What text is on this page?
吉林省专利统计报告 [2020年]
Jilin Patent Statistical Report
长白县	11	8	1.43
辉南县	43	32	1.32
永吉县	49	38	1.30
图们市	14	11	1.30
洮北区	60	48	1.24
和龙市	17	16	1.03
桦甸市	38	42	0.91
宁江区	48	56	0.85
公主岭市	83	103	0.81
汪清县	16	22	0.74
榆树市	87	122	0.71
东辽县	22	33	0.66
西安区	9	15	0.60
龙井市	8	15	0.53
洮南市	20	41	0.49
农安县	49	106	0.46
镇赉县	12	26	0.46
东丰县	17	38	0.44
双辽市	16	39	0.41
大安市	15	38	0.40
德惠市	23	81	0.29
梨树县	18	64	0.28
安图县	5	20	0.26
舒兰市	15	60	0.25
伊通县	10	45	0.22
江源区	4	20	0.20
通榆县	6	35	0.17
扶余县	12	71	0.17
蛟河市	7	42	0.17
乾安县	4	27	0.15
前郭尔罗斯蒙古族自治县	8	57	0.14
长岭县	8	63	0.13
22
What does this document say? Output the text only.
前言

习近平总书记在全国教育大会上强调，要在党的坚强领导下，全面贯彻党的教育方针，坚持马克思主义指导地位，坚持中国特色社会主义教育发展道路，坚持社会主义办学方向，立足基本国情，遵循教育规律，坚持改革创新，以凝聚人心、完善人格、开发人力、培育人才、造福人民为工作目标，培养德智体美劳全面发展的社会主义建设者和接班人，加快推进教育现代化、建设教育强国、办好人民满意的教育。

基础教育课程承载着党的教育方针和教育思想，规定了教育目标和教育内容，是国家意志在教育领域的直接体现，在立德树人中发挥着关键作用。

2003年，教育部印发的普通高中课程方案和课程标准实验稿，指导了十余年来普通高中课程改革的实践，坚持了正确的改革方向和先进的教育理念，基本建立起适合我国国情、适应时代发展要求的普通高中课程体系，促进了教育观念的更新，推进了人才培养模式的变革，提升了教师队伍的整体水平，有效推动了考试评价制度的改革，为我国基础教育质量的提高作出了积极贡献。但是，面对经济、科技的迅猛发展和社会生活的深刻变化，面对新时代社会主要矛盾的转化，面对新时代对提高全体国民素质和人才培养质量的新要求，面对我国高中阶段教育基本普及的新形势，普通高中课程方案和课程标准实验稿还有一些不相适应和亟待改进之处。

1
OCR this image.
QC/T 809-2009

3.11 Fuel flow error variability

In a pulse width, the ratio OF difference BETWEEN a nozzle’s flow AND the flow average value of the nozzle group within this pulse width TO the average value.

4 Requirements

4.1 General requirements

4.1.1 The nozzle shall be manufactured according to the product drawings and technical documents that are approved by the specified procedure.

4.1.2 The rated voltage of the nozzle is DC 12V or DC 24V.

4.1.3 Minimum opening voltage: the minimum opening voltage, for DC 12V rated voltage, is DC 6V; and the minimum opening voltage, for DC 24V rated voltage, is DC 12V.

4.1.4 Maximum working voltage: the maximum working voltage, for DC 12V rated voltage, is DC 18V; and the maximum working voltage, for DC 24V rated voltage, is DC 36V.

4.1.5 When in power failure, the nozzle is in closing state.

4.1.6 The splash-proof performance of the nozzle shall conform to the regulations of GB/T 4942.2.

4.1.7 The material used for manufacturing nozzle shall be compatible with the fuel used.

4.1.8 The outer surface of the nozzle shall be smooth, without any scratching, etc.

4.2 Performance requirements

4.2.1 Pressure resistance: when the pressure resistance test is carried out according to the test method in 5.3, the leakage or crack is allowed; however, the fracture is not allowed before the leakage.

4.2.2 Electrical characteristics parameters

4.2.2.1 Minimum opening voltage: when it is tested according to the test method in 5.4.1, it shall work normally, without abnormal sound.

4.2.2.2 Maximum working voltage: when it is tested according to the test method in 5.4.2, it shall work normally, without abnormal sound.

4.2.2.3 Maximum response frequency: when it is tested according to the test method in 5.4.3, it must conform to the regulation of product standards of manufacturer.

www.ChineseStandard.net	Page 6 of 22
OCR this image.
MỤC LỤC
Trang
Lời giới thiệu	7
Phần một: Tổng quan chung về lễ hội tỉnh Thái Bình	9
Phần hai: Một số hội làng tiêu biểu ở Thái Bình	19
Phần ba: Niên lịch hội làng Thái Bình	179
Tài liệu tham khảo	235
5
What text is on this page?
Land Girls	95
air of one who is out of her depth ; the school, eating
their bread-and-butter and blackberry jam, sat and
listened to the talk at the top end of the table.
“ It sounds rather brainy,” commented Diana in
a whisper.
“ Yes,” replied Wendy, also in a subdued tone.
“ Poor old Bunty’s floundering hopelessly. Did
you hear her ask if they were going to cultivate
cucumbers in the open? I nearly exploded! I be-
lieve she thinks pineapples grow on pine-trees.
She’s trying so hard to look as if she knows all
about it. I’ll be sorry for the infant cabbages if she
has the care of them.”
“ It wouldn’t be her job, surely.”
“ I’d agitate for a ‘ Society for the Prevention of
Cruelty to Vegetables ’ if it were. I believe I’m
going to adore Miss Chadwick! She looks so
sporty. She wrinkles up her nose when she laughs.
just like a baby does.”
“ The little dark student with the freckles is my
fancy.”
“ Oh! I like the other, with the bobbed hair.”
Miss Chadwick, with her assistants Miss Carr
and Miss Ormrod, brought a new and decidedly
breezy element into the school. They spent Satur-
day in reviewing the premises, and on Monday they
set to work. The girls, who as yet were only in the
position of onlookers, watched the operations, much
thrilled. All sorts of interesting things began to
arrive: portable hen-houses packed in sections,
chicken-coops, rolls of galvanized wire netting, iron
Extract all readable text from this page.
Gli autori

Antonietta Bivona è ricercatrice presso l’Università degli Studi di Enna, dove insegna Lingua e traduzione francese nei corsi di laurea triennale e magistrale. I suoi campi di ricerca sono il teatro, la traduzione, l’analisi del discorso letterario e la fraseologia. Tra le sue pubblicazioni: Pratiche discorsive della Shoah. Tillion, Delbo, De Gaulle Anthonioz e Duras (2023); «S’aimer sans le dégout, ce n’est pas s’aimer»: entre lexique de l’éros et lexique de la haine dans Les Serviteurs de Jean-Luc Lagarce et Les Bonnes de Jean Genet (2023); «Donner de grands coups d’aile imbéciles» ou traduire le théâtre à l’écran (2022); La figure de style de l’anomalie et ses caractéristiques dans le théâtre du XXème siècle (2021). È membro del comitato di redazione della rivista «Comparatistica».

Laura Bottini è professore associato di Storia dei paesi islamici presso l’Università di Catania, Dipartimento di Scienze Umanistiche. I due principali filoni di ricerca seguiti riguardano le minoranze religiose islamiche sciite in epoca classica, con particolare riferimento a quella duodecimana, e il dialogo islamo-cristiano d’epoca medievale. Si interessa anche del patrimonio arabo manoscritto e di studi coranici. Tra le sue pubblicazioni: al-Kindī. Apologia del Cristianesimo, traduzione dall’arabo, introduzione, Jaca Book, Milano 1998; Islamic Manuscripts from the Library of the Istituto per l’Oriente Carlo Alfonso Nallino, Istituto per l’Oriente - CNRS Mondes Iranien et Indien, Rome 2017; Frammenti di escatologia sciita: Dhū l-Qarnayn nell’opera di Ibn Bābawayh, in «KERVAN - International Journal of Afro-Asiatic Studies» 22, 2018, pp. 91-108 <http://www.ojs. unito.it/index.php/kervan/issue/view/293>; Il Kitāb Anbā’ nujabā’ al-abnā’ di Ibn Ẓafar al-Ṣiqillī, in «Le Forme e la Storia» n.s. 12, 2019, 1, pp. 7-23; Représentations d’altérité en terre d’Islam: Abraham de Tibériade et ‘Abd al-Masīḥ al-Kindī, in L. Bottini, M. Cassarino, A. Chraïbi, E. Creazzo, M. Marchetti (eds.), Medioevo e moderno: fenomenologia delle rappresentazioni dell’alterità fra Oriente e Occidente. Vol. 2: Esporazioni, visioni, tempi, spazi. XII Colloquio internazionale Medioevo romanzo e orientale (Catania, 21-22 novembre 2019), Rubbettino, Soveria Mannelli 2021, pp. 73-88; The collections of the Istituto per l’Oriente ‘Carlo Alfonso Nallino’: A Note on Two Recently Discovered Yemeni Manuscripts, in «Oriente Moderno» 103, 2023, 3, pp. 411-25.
####################
Look over the records above and copy each line that includes the string "test".

● Exercise response:
4.2.1 Pressure resistance: when the pressure resistance test is carried out according to the test method in 5.3, the leakage or crack is allowed; however, the fracture is not allowed before the leakage.
4.2.2.1 Minimum opening voltage: when it is tested according to the test method in 5.4.1, it shall work normally, without abnormal sound.
4.2.2.2 Maximum working voltage: when it is tested according to the test method in 5.4.2, it shall work normally, without abnormal sound.
4.2.2.3 Maximum response frequency: when it is tested according to the test method in 5.4.3, it must conform to the regulation of product standards of manufacturer.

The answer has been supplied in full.